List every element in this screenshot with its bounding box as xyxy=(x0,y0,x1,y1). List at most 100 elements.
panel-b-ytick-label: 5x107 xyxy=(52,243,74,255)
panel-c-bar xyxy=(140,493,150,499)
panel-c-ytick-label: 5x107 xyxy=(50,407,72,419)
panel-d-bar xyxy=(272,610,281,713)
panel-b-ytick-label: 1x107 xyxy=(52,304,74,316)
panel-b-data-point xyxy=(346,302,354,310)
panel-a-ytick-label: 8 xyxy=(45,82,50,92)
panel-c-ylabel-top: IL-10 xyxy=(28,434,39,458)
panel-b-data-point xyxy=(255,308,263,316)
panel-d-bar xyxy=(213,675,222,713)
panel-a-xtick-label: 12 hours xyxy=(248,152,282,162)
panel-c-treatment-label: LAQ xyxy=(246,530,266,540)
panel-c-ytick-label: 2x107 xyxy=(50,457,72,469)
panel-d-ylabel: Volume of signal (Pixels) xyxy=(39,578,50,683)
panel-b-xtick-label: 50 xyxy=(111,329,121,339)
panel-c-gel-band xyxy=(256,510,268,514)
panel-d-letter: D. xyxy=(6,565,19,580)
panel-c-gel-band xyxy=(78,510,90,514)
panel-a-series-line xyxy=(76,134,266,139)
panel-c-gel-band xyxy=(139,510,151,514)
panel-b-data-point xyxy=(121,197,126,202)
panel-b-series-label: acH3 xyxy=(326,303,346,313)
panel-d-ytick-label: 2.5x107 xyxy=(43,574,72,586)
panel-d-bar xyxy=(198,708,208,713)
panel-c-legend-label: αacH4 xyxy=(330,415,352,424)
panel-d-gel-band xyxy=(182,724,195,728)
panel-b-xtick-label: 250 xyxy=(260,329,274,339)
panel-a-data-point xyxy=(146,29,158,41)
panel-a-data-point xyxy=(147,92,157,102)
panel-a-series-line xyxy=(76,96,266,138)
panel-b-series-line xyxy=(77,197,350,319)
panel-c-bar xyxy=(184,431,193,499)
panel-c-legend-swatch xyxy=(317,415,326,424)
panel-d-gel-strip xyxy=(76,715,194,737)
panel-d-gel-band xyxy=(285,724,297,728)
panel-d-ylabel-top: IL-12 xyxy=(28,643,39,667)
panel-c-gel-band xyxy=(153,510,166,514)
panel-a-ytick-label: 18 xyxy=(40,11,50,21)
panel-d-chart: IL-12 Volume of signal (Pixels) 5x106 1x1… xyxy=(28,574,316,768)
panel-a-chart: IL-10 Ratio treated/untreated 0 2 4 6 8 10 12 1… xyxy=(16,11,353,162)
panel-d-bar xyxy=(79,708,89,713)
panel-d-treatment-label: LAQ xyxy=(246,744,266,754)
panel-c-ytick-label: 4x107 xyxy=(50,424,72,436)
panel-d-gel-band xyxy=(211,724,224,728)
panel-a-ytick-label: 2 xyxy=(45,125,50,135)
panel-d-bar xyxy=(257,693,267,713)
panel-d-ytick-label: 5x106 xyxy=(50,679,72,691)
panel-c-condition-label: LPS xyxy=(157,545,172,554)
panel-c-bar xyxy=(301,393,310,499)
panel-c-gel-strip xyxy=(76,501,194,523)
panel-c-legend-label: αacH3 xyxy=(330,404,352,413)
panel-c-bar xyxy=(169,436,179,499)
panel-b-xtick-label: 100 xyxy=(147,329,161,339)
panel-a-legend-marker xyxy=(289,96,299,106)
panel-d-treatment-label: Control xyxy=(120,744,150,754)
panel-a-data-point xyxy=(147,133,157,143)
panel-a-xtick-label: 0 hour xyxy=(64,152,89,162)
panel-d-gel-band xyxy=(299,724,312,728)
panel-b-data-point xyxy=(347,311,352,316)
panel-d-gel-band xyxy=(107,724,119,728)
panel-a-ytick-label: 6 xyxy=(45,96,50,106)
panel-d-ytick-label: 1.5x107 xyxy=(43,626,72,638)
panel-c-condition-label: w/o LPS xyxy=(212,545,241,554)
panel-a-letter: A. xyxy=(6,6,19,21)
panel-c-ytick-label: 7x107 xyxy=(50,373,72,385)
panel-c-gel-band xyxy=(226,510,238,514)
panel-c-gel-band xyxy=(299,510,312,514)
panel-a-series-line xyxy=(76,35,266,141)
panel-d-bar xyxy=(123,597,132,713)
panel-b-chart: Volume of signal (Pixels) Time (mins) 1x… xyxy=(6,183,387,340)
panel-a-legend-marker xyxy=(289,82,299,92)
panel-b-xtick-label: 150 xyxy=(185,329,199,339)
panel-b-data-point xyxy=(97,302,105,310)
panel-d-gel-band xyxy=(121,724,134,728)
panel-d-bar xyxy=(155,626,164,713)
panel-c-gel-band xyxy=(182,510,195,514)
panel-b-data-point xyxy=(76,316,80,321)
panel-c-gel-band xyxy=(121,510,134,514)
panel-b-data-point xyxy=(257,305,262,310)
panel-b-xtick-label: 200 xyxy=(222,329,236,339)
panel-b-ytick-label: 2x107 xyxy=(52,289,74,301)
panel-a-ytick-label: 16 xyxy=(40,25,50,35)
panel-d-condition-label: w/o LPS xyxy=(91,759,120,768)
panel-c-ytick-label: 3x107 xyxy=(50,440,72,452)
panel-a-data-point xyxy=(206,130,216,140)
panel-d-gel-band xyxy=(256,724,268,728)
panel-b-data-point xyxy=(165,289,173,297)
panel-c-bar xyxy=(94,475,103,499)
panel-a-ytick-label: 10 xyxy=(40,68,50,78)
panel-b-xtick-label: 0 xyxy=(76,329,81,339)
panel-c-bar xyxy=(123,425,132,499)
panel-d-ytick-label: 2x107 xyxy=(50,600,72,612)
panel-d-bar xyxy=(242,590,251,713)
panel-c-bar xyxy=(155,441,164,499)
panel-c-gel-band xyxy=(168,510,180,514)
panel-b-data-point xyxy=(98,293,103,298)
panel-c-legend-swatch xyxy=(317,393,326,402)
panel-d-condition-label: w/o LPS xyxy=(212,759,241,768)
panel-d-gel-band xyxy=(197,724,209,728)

◆ DIRECTIVE:
Transcribe the material word for word, from its first line through the line that contains "panel-c-ytick-label: 5x107 xyxy=(50,407,72,419)", including both ends.

◆ COMPLETED TASK:
List every element in this screenshot with its bounding box as xyxy=(x0,y0,x1,y1). List at most 100 elements.
panel-b-ytick-label: 5x107 xyxy=(52,243,74,255)
panel-c-bar xyxy=(140,493,150,499)
panel-c-ytick-label: 5x107 xyxy=(50,407,72,419)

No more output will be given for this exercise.